- SUPPLIED INFORMATION
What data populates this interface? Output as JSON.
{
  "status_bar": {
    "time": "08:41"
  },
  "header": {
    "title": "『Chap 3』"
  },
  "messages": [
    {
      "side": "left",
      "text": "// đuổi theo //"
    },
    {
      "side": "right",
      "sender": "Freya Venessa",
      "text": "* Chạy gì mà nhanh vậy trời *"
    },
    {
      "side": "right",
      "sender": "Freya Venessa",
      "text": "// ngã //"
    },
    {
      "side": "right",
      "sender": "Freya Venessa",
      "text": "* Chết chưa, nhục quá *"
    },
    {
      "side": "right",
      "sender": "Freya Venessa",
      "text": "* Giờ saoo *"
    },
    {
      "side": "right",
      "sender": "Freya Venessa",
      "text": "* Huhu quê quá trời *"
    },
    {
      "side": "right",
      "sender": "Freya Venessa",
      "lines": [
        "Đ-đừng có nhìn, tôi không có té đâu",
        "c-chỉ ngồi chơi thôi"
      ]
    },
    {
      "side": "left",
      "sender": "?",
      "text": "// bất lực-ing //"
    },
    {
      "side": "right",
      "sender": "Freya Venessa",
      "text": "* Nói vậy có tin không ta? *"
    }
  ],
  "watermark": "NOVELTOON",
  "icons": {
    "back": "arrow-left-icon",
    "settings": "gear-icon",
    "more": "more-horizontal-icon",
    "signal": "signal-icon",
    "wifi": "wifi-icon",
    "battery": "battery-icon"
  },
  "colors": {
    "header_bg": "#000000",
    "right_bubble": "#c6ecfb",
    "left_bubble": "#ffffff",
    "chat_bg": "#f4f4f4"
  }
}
==
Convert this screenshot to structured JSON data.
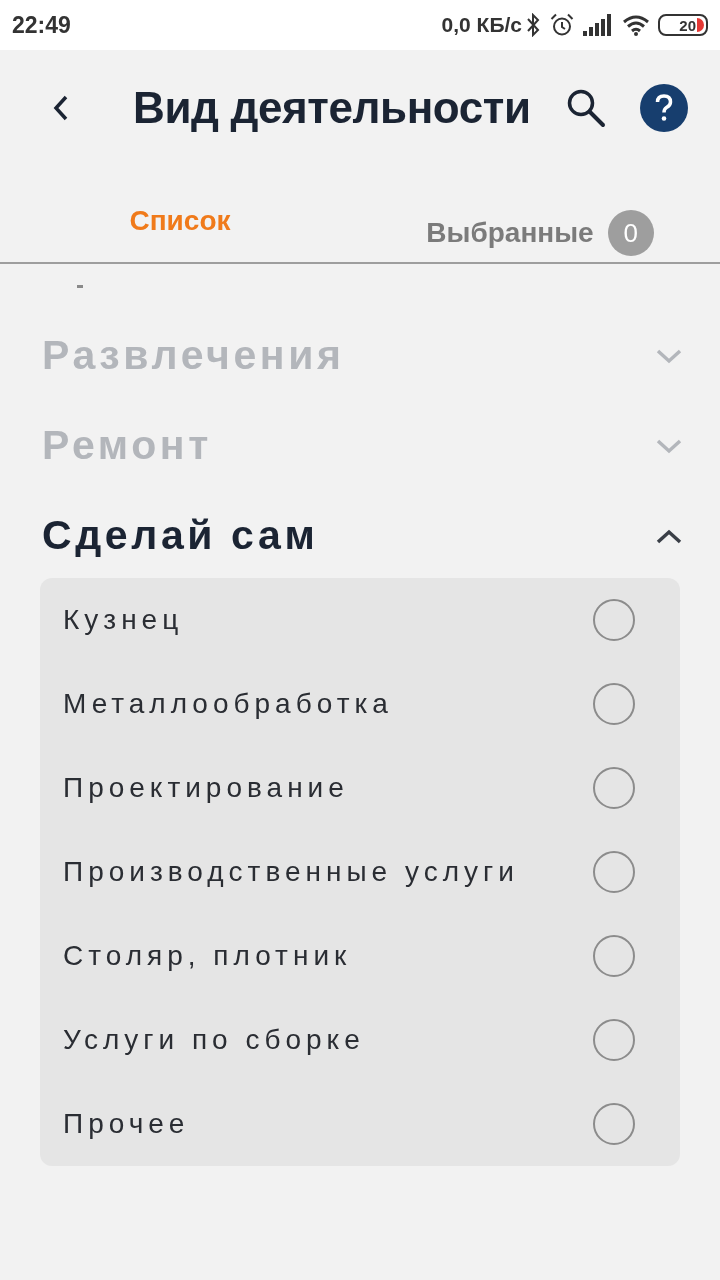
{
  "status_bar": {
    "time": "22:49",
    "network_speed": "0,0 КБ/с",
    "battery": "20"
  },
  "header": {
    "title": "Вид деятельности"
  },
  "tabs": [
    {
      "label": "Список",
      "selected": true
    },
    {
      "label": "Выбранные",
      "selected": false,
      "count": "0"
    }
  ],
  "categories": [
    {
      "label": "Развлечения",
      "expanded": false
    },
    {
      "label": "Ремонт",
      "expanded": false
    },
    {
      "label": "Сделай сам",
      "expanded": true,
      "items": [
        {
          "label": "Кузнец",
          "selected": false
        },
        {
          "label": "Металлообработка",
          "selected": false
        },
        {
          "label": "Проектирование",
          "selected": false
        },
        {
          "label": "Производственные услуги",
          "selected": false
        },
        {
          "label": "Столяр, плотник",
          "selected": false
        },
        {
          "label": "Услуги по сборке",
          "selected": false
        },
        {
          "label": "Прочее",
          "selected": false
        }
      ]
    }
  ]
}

- TASK
Using the records above, list each line that includes "label".

- SOLUTION
      "label": "Список",
      "label": "Выбранные",
      "label": "Развлечения",
      "label": "Ремонт",
      "label": "Сделай сам",
          "label": "Кузнец",
          "label": "Металлообработка",
          "label": "Проектирование",
          "label": "Производственные услуги",
          "label": "Столяр, плотник",
          "label": "Услуги по сборке",
          "label": "Прочее",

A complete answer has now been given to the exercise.